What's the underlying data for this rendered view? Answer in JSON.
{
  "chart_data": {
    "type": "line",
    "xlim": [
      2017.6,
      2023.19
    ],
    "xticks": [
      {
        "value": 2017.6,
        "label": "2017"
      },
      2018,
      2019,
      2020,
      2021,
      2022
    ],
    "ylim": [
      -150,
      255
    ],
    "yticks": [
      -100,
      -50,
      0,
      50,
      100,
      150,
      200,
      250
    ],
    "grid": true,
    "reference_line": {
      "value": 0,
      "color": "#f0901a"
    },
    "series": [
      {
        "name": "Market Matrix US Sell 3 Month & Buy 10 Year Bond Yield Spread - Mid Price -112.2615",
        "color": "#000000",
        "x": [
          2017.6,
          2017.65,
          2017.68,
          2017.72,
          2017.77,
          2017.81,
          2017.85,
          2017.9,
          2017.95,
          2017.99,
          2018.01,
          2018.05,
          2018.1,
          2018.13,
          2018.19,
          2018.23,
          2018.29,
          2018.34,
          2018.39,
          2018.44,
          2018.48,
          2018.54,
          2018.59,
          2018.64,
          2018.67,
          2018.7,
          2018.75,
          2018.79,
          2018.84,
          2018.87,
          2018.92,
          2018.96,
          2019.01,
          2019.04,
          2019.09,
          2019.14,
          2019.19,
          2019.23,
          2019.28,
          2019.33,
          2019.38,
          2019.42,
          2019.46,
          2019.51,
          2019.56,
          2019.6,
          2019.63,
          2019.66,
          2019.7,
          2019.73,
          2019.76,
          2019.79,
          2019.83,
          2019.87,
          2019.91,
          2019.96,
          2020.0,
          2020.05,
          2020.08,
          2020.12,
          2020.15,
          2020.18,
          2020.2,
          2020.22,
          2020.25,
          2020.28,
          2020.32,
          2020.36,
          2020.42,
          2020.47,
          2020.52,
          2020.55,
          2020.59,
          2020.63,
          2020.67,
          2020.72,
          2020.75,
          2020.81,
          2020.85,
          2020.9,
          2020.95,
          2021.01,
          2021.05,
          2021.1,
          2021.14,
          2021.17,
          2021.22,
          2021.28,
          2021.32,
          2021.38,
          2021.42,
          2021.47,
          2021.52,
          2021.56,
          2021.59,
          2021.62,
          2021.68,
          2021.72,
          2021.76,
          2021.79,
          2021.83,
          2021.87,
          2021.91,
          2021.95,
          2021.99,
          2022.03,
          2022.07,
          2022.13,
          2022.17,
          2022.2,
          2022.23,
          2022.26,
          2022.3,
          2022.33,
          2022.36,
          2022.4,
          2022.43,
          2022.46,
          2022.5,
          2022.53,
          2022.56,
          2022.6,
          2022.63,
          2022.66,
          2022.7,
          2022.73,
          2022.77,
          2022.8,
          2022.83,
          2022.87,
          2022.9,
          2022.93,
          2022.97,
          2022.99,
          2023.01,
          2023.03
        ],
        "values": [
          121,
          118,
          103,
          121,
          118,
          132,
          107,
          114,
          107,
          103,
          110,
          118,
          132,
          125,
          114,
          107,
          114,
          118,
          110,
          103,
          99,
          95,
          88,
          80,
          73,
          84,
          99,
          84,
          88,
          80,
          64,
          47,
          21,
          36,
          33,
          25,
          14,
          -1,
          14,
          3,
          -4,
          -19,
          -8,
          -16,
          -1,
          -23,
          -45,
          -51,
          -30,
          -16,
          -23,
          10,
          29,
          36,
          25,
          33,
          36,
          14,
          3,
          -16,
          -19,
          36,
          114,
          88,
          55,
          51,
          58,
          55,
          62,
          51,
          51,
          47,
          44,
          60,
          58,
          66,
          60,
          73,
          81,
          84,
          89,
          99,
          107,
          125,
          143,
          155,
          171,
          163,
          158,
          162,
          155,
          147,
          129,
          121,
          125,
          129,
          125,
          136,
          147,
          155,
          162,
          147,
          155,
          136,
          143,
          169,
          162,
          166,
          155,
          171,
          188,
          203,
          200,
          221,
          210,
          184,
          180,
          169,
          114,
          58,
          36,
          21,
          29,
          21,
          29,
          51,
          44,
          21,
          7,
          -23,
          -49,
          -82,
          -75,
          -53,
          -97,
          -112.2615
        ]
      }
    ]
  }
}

◇ ◇ ◇ ◇

Copy the records above exactly.

What's the underlying data for this rendered view? Answer in JSON.
{
  "chart_data": {
    "type": "line",
    "xlim": [
      2017.6,
      2023.19
    ],
    "xticks": [
      {
        "value": 2017.6,
        "label": "2017"
      },
      2018,
      2019,
      2020,
      2021,
      2022
    ],
    "ylim": [
      -150,
      255
    ],
    "yticks": [
      -100,
      -50,
      0,
      50,
      100,
      150,
      200,
      250
    ],
    "grid": true,
    "reference_line": {
      "value": 0,
      "color": "#f0901a"
    },
    "series": [
      {
        "name": "Market Matrix US Sell 3 Month & Buy 10 Year Bond Yield Spread - Mid Price -112.2615",
        "color": "#000000",
        "x": [
          2017.6,
          2017.65,
          2017.68,
          2017.72,
          2017.77,
          2017.81,
          2017.85,
          2017.9,
          2017.95,
          2017.99,
          2018.01,
          2018.05,
          2018.1,
          2018.13,
          2018.19,
          2018.23,
          2018.29,
          2018.34,
          2018.39,
          2018.44,
          2018.48,
          2018.54,
          2018.59,
          2018.64,
          2018.67,
          2018.7,
          2018.75,
          2018.79,
          2018.84,
          2018.87,
          2018.92,
          2018.96,
          2019.01,
          2019.04,
          2019.09,
          2019.14,
          2019.19,
          2019.23,
          2019.28,
          2019.33,
          2019.38,
          2019.42,
          2019.46,
          2019.51,
          2019.56,
          2019.6,
          2019.63,
          2019.66,
          2019.7,
          2019.73,
          2019.76,
          2019.79,
          2019.83,
          2019.87,
          2019.91,
          2019.96,
          2020.0,
          2020.05,
          2020.08,
          2020.12,
          2020.15,
          2020.18,
          2020.2,
          2020.22,
          2020.25,
          2020.28,
          2020.32,
          2020.36,
          2020.42,
          2020.47,
          2020.52,
          2020.55,
          2020.59,
          2020.63,
          2020.67,
          2020.72,
          2020.75,
          2020.81,
          2020.85,
          2020.9,
          2020.95,
          2021.01,
          2021.05,
          2021.1,
          2021.14,
          2021.17,
          2021.22,
          2021.28,
          2021.32,
          2021.38,
          2021.42,
          2021.47,
          2021.52,
          2021.56,
          2021.59,
          2021.62,
          2021.68,
          2021.72,
          2021.76,
          2021.79,
          2021.83,
          2021.87,
          2021.91,
          2021.95,
          2021.99,
          2022.03,
          2022.07,
          2022.13,
          2022.17,
          2022.2,
          2022.23,
          2022.26,
          2022.3,
          2022.33,
          2022.36,
          2022.4,
          2022.43,
          2022.46,
          2022.5,
          2022.53,
          2022.56,
          2022.6,
          2022.63,
          2022.66,
          2022.7,
          2022.73,
          2022.77,
          2022.8,
          2022.83,
          2022.87,
          2022.9,
          2022.93,
          2022.97,
          2022.99,
          2023.01,
          2023.03
        ],
        "values": [
          121,
          118,
          103,
          121,
          118,
          132,
          107,
          114,
          107,
          103,
          110,
          118,
          132,
          125,
          114,
          107,
          114,
          118,
          110,
          103,
          99,
          95,
          88,
          80,
          73,
          84,
          99,
          84,
          88,
          80,
          64,
          47,
          21,
          36,
          33,
          25,
          14,
          -1,
          14,
          3,
          -4,
          -19,
          -8,
          -16,
          -1,
          -23,
          -45,
          -51,
          -30,
          -16,
          -23,
          10,
          29,
          36,
          25,
          33,
          36,
          14,
          3,
          -16,
          -19,
          36,
          114,
          88,
          55,
          51,
          58,
          55,
          62,
          51,
          51,
          47,
          44,
          60,
          58,
          66,
          60,
          73,
          81,
          84,
          89,
          99,
          107,
          125,
          143,
          155,
          171,
          163,
          158,
          162,
          155,
          147,
          129,
          121,
          125,
          129,
          125,
          136,
          147,
          155,
          162,
          147,
          155,
          136,
          143,
          169,
          162,
          166,
          155,
          171,
          188,
          203,
          200,
          221,
          210,
          184,
          180,
          169,
          114,
          58,
          36,
          21,
          29,
          21,
          29,
          51,
          44,
          21,
          7,
          -23,
          -49,
          -82,
          -75,
          -53,
          -97,
          -112.2615
        ]
      }
    ]
  }
}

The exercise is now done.